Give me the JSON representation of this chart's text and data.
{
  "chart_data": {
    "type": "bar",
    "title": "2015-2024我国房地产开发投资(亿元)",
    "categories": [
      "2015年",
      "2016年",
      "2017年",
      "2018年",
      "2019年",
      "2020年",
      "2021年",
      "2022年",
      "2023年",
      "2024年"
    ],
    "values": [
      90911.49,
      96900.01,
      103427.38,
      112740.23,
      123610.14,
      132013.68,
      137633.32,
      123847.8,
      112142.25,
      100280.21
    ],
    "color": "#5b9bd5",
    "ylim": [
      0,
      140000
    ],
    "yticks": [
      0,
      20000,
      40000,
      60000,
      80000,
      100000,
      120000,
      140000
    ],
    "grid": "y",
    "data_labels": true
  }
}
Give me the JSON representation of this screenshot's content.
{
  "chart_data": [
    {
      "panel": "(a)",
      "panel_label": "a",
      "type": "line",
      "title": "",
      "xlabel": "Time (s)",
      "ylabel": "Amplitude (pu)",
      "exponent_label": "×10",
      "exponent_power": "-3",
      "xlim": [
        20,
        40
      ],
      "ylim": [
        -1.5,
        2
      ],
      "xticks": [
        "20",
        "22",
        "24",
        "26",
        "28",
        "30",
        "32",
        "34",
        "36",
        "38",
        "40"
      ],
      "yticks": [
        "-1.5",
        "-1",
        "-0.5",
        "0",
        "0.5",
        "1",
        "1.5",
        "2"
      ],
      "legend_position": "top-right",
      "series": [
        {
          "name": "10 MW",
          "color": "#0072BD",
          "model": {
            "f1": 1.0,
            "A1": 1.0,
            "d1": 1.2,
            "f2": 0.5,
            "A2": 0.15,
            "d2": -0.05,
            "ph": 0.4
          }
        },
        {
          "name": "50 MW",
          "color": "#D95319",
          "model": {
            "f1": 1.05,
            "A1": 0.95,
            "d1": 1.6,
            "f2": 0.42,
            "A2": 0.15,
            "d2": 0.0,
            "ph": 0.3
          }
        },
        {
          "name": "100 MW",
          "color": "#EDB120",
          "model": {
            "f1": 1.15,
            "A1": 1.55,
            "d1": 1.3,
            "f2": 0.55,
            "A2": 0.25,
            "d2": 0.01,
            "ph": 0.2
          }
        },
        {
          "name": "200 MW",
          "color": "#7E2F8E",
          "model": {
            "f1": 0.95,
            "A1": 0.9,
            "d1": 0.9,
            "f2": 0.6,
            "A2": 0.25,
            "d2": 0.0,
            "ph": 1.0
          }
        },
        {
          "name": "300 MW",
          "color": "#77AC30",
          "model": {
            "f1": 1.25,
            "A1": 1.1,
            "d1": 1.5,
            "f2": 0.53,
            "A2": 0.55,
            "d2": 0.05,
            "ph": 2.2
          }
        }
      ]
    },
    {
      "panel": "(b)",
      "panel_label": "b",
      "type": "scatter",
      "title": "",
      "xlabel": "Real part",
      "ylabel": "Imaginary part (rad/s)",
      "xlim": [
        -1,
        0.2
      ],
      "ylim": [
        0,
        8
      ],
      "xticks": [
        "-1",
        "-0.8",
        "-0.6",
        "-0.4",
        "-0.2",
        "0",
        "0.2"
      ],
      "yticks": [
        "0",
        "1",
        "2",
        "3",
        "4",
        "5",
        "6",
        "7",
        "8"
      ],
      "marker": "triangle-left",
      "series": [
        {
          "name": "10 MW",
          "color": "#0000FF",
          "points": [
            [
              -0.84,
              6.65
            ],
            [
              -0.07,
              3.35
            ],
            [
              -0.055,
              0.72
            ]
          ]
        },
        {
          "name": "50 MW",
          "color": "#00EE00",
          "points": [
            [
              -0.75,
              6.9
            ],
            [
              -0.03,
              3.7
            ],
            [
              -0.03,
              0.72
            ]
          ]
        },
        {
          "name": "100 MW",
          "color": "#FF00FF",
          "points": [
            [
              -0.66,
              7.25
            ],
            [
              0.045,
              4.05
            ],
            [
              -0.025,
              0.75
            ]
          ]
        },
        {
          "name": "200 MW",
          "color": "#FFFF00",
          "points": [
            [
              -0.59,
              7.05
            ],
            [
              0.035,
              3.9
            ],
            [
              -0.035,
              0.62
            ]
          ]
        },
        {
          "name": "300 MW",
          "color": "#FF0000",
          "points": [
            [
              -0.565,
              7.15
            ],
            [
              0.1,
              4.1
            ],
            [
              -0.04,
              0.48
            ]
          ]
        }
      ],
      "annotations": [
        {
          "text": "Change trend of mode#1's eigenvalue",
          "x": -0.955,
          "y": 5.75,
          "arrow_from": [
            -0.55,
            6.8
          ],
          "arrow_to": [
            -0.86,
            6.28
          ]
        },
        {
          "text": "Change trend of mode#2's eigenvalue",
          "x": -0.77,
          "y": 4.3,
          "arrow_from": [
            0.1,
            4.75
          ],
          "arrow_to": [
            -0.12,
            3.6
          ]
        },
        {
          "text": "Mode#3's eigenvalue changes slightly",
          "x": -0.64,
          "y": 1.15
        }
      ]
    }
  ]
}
════════════════
The records above are to be copied in full, exactly as written.

- Response to the exercise:
Give me the JSON representation of this chart's text and data.
{
  "chart_data": {
    "type": "bar",
    "title": "2015-2024我国房地产开发投资(亿元)",
    "categories": [
      "2015年",
      "2016年",
      "2017年",
      "2018年",
      "2019年",
      "2020年",
      "2021年",
      "2022年",
      "2023年",
      "2024年"
    ],
    "values": [
      90911.49,
      96900.01,
      103427.38,
      112740.23,
      123610.14,
      132013.68,
      137633.32,
      123847.8,
      112142.25,
      100280.21
    ],
    "color": "#5b9bd5",
    "ylim": [
      0,
      140000
    ],
    "yticks": [
      0,
      20000,
      40000,
      60000,
      80000,
      100000,
      120000,
      140000
    ],
    "grid": "y",
    "data_labels": true
  }
}
Give me the JSON representation of this screenshot's content.
{
  "chart_data": [
    {
      "panel": "(a)",
      "panel_label": "a",
      "type": "line",
      "title": "",
      "xlabel": "Time (s)",
      "ylabel": "Amplitude (pu)",
      "exponent_label": "×10",
      "exponent_power": "-3",
      "xlim": [
        20,
        40
      ],
      "ylim": [
        -1.5,
        2
      ],
      "xticks": [
        "20",
        "22",
        "24",
        "26",
        "28",
        "30",
        "32",
        "34",
        "36",
        "38",
        "40"
      ],
      "yticks": [
        "-1.5",
        "-1",
        "-0.5",
        "0",
        "0.5",
        "1",
        "1.5",
        "2"
      ],
      "legend_position": "top-right",
      "series": [
        {
          "name": "10 MW",
          "color": "#0072BD",
          "model": {
            "f1": 1.0,
            "A1": 1.0,
            "d1": 1.2,
            "f2": 0.5,
            "A2": 0.15,
            "d2": -0.05,
            "ph": 0.4
          }
        },
        {
          "name": "50 MW",
          "color": "#D95319",
          "model": {
            "f1": 1.05,
            "A1": 0.95,
            "d1": 1.6,
            "f2": 0.42,
            "A2": 0.15,
            "d2": 0.0,
            "ph": 0.3
          }
        },
        {
          "name": "100 MW",
          "color": "#EDB120",
          "model": {
            "f1": 1.15,
            "A1": 1.55,
            "d1": 1.3,
            "f2": 0.55,
            "A2": 0.25,
            "d2": 0.01,
            "ph": 0.2
          }
        },
        {
          "name": "200 MW",
          "color": "#7E2F8E",
          "model": {
            "f1": 0.95,
            "A1": 0.9,
            "d1": 0.9,
            "f2": 0.6,
            "A2": 0.25,
            "d2": 0.0,
            "ph": 1.0
          }
        },
        {
          "name": "300 MW",
          "color": "#77AC30",
          "model": {
            "f1": 1.25,
            "A1": 1.1,
            "d1": 1.5,
            "f2": 0.53,
            "A2": 0.55,
            "d2": 0.05,
            "ph": 2.2
          }
        }
      ]
    },
    {
      "panel": "(b)",
      "panel_label": "b",
      "type": "scatter",
      "title": "",
      "xlabel": "Real part",
      "ylabel": "Imaginary part (rad/s)",
      "xlim": [
        -1,
        0.2
      ],
      "ylim": [
        0,
        8
      ],
      "xticks": [
        "-1",
        "-0.8",
        "-0.6",
        "-0.4",
        "-0.2",
        "0",
        "0.2"
      ],
      "yticks": [
        "0",
        "1",
        "2",
        "3",
        "4",
        "5",
        "6",
        "7",
        "8"
      ],
      "marker": "triangle-left",
      "series": [
        {
          "name": "10 MW",
          "color": "#0000FF",
          "points": [
            [
              -0.84,
              6.65
            ],
            [
              -0.07,
              3.35
            ],
            [
              -0.055,
              0.72
            ]
          ]
        },
        {
          "name": "50 MW",
          "color": "#00EE00",
          "points": [
            [
              -0.75,
              6.9
            ],
            [
              -0.03,
              3.7
            ],
            [
              -0.03,
              0.72
            ]
          ]
        },
        {
          "name": "100 MW",
          "color": "#FF00FF",
          "points": [
            [
              -0.66,
              7.25
            ],
            [
              0.045,
              4.05
            ],
            [
              -0.025,
              0.75
            ]
          ]
        },
        {
          "name": "200 MW",
          "color": "#FFFF00",
          "points": [
            [
              -0.59,
              7.05
            ],
            [
              0.035,
              3.9
            ],
            [
              -0.035,
              0.62
            ]
          ]
        },
        {
          "name": "300 MW",
          "color": "#FF0000",
          "points": [
            [
              -0.565,
              7.15
            ],
            [
              0.1,
              4.1
            ],
            [
              -0.04,
              0.48
            ]
          ]
        }
      ],
      "annotations": [
        {
          "text": "Change trend of mode#1's eigenvalue",
          "x": -0.955,
          "y": 5.75,
          "arrow_from": [
            -0.55,
            6.8
          ],
          "arrow_to": [
            -0.86,
            6.28
          ]
        },
        {
          "text": "Change trend of mode#2's eigenvalue",
          "x": -0.77,
          "y": 4.3,
          "arrow_from": [
            0.1,
            4.75
          ],
          "arrow_to": [
            -0.12,
            3.6
          ]
        },
        {
          "text": "Mode#3's eigenvalue changes slightly",
          "x": -0.64,
          "y": 1.15
        }
      ]
    }
  ]
}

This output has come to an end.